%%

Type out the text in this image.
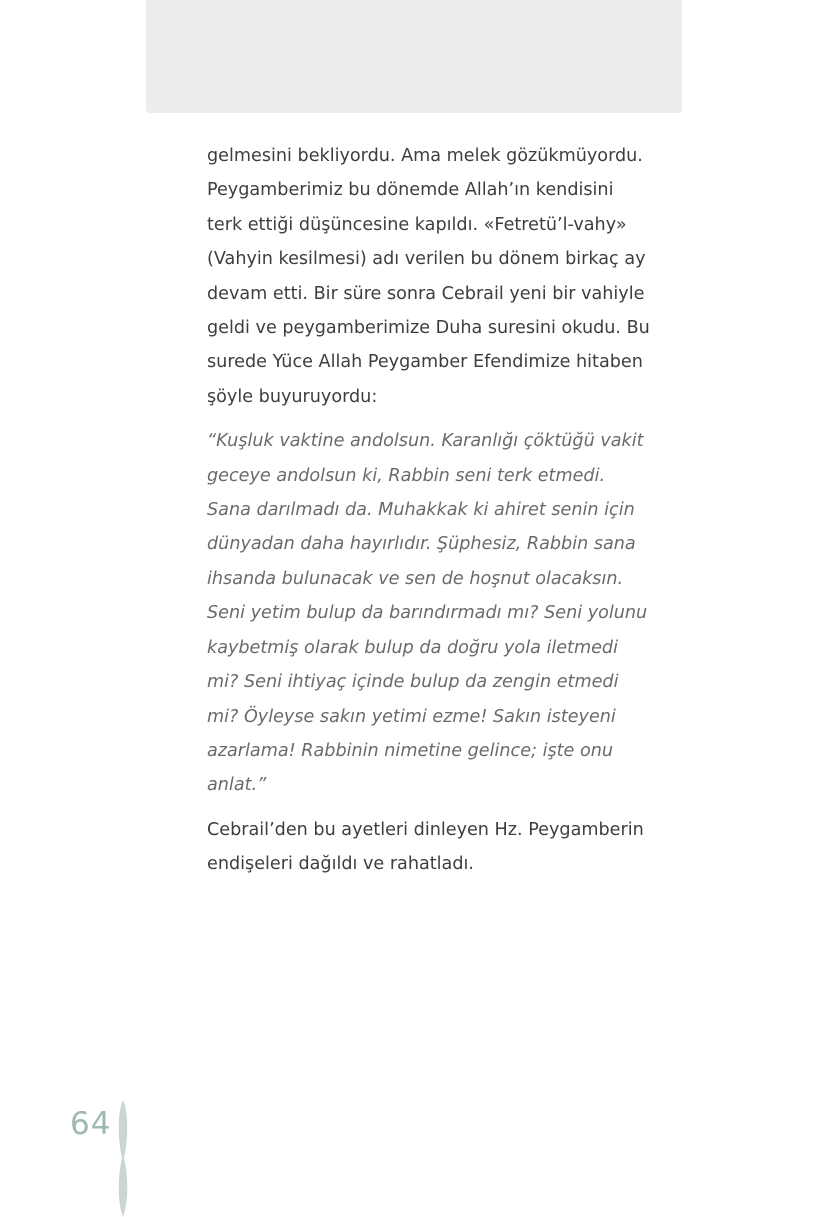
gelmesini bekliyordu. Ama melek gözükmüyordu.
Peygamberimiz bu dönemde Allah’ın kendisini
terk ettiği düşüncesine kapıldı. «Fetretü’l-vahy»
(Vahyin kesilmesi) adı verilen bu dönem birkaç ay
devam etti. Bir süre sonra Cebrail yeni bir vahiyle
geldi ve peygamberimize Duha suresini okudu. Bu
surede Yüce Allah Peygamber Efendimize hitaben
şöyle buyuruyordu:

“Kuşluk vaktine andolsun. Karanlığı çöktüğü vakit
geceye andolsun ki, Rabbin seni terk etmedi.
Sana darılmadı da. Muhakkak ki ahiret senin için
dünyadan daha hayırlıdır. Şüphesiz, Rabbin sana
ihsanda bulunacak ve sen de hoşnut olacaksın.
Seni yetim bulup da barındırmadı mı? Seni yolunu
kaybetmiş olarak bulup da doğru yola iletmedi
mi? Seni ihtiyaç içinde bulup da zengin etmedi
mi? Öyleyse sakın yetimi ezme! Sakın isteyeni
azarlama! Rabbinin nimetine gelince; işte onu
anlat.”

Cebrail’den bu ayetleri dinleyen Hz. Peygamberin
endişeleri dağıldı ve rahatladı.

64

%%

Each record above must be returned exactly as written, with its pictures omitted.

:: Written response ::
Type out the text in this image.
gelmesini bekliyordu. Ama melek gözükmüyordu.
Peygamberimiz bu dönemde Allah’ın kendisini
terk ettiği düşüncesine kapıldı. «Fetretü’l-vahy»
(Vahyin kesilmesi) adı verilen bu dönem birkaç ay
devam etti. Bir süre sonra Cebrail yeni bir vahiyle
geldi ve peygamberimize Duha suresini okudu. Bu
surede Yüce Allah Peygamber Efendimize hitaben
şöyle buyuruyordu:

“Kuşluk vaktine andolsun. Karanlığı çöktüğü vakit
geceye andolsun ki, Rabbin seni terk etmedi.
Sana darılmadı da. Muhakkak ki ahiret senin için
dünyadan daha hayırlıdır. Şüphesiz, Rabbin sana
ihsanda bulunacak ve sen de hoşnut olacaksın.
Seni yetim bulup da barındırmadı mı? Seni yolunu
kaybetmiş olarak bulup da doğru yola iletmedi
mi? Seni ihtiyaç içinde bulup da zengin etmedi
mi? Öyleyse sakın yetimi ezme! Sakın isteyeni
azarlama! Rabbinin nimetine gelince; işte onu
anlat.”

Cebrail’den bu ayetleri dinleyen Hz. Peygamberin
endişeleri dağıldı ve rahatladı.

64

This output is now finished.